#### Work to complete:
Every line that holds "What" should be shown.

#### Materials provided:

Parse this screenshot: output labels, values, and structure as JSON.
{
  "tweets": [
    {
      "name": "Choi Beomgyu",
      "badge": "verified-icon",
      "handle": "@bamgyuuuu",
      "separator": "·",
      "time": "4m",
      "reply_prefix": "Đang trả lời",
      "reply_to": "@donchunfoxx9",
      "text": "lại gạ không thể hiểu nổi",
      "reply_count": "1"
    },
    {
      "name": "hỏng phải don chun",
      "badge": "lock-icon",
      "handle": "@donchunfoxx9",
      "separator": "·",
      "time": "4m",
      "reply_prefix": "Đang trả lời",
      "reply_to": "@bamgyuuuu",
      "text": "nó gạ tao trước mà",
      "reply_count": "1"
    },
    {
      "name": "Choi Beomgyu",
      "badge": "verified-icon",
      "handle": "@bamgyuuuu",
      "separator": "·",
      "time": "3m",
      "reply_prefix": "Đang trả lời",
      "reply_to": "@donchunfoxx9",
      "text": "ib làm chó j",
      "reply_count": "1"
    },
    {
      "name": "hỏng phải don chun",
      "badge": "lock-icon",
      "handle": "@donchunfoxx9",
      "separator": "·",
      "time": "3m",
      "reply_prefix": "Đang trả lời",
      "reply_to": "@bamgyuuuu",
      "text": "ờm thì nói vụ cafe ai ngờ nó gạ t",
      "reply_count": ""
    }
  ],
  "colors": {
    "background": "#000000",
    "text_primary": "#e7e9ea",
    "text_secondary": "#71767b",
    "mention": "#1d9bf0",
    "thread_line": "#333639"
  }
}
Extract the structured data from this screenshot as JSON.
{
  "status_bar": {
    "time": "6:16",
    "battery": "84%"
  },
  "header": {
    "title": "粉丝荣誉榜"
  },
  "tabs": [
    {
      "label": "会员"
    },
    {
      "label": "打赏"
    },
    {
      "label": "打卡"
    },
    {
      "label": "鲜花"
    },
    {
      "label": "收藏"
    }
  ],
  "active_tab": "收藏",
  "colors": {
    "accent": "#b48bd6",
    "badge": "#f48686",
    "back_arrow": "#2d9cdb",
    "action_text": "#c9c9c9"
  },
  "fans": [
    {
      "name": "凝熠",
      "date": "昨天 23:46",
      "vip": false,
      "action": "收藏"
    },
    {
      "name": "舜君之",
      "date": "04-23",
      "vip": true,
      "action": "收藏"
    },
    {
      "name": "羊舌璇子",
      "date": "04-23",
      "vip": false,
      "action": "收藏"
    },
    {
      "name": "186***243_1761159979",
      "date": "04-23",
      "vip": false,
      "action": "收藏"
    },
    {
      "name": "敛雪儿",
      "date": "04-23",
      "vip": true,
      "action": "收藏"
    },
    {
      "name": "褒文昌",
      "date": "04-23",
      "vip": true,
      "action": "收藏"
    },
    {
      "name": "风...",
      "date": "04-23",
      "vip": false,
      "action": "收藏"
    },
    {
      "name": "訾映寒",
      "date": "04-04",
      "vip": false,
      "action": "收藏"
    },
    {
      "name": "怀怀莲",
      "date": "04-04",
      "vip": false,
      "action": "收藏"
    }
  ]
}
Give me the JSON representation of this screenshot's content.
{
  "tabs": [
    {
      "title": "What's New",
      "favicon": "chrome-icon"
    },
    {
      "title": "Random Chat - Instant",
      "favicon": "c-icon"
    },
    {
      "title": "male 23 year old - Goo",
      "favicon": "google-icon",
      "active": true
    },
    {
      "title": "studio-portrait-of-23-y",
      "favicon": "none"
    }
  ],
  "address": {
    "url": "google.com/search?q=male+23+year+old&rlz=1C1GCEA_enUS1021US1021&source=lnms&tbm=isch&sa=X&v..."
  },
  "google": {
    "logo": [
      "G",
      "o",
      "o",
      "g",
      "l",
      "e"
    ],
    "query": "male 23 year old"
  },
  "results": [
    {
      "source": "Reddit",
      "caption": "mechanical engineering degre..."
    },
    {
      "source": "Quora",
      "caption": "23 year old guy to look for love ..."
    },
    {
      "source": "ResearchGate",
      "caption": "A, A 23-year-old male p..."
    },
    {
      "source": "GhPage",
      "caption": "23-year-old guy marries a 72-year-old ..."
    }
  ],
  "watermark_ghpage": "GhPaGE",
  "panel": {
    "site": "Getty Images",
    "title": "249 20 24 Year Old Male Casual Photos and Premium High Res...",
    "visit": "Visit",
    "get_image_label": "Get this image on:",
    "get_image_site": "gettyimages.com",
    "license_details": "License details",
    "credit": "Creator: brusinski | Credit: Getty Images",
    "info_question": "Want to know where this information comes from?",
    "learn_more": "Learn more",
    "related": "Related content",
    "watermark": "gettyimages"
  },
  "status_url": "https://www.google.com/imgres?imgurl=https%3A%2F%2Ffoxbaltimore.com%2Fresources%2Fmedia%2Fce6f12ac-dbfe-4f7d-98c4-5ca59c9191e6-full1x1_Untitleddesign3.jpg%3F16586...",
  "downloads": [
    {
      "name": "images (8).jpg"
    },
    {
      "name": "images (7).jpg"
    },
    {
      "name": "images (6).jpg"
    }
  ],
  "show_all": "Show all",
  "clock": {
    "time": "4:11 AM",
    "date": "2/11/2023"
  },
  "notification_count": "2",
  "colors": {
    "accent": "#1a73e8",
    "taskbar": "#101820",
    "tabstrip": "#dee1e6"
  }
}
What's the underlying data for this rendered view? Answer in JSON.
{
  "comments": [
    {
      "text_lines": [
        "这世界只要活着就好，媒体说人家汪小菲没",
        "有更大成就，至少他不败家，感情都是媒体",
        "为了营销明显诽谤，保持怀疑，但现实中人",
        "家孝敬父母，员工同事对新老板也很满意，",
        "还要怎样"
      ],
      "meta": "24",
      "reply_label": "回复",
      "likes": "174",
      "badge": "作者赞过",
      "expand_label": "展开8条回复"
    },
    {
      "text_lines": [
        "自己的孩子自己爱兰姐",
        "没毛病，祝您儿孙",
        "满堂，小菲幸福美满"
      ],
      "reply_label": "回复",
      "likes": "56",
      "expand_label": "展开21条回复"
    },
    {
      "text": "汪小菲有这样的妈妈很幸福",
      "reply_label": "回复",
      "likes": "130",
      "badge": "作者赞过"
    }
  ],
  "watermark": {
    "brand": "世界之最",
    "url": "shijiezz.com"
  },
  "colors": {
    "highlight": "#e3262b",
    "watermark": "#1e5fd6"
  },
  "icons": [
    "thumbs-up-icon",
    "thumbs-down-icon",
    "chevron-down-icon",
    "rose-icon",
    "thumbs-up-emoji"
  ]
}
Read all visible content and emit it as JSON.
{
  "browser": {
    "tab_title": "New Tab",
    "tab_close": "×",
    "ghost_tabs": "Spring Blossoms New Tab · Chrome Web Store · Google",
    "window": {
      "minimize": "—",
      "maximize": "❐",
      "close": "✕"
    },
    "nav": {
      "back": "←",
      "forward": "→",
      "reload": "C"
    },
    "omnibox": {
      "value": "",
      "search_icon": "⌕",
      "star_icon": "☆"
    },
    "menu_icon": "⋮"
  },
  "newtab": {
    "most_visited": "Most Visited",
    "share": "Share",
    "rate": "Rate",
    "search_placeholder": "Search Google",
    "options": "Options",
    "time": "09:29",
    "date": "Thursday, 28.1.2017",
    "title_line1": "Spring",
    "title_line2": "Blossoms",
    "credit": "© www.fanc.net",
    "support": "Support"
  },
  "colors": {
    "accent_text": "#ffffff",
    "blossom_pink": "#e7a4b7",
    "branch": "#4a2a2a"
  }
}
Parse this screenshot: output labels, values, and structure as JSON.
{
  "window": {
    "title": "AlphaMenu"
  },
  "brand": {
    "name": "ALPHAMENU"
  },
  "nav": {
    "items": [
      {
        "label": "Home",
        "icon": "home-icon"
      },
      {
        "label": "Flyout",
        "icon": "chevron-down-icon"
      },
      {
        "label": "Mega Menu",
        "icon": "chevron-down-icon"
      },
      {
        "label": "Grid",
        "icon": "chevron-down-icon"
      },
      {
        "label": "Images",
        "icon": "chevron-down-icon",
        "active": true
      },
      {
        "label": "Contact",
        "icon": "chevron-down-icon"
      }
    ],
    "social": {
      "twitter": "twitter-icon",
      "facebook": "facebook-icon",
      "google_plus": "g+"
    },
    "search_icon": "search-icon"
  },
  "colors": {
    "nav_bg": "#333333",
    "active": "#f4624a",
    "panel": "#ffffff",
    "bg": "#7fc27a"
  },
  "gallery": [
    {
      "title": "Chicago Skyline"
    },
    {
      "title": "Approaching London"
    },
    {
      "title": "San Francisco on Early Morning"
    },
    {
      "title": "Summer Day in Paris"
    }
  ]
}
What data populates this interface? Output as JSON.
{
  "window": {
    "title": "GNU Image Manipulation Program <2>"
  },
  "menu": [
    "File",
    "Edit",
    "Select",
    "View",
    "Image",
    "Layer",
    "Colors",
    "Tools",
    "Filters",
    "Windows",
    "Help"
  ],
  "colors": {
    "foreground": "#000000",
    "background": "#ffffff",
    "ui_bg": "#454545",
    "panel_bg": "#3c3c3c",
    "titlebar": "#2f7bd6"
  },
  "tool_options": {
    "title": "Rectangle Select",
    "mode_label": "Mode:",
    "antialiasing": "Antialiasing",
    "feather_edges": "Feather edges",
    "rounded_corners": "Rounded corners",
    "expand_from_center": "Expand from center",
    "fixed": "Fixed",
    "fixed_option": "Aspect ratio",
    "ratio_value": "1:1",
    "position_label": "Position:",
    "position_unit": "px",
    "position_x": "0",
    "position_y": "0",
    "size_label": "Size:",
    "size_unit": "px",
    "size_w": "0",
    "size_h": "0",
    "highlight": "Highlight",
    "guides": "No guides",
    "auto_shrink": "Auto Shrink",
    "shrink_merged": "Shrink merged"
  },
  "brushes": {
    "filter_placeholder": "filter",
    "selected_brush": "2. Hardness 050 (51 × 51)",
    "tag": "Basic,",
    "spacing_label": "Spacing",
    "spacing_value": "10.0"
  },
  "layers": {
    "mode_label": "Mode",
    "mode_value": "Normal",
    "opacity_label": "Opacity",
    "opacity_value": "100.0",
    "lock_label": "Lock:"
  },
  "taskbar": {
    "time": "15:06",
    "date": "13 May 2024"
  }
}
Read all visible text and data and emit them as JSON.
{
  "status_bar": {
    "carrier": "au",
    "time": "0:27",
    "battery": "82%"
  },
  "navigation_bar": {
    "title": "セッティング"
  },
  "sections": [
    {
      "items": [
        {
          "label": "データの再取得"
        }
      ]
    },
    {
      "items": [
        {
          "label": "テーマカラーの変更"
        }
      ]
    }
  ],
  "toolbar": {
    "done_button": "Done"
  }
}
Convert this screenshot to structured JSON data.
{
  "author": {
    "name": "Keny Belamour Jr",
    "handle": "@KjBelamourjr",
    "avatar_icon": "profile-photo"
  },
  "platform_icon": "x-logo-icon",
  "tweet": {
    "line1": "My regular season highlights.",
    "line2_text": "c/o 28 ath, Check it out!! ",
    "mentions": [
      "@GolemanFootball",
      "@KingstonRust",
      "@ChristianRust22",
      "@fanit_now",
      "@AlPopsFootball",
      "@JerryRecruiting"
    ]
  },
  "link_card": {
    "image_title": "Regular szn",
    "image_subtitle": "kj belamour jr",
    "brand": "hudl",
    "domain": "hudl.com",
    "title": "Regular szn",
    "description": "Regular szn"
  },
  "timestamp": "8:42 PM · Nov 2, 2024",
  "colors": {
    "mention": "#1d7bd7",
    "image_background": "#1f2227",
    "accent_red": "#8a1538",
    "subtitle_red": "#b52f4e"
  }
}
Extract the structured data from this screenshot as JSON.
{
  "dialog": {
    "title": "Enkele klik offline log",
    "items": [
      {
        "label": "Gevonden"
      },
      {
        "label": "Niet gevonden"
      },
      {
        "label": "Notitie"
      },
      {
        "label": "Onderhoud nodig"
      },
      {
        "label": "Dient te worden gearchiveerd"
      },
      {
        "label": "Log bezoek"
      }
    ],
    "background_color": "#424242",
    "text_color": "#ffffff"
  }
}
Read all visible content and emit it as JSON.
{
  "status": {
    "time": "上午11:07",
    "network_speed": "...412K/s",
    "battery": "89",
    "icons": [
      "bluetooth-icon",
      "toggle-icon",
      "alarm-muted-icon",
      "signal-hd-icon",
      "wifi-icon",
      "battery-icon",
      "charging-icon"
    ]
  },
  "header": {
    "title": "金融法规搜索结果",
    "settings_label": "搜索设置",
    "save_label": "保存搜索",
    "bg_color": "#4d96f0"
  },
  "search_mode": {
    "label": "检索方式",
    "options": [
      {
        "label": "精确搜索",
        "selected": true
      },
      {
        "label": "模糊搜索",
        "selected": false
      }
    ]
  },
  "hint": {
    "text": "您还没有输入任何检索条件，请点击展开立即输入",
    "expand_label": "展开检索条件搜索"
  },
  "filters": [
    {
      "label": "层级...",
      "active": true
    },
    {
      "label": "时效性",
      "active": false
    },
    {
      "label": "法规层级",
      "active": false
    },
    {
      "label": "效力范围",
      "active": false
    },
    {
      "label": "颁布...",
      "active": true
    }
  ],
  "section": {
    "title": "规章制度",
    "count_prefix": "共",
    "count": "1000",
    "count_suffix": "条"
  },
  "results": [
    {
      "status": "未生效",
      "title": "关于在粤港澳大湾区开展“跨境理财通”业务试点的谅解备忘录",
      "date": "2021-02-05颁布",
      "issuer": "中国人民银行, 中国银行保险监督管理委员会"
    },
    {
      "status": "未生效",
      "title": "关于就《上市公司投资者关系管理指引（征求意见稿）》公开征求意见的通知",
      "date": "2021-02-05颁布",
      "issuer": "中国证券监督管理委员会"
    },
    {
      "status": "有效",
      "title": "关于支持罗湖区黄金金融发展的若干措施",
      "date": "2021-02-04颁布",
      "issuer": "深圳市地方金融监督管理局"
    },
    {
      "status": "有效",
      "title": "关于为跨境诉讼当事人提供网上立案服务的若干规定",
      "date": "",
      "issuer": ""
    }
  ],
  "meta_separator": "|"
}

#### Reply to the exercise:
      "title": "What's New",
What's the underlying data for this rendered view? Answer in JSON.
What data populates this interface? Output as JSON.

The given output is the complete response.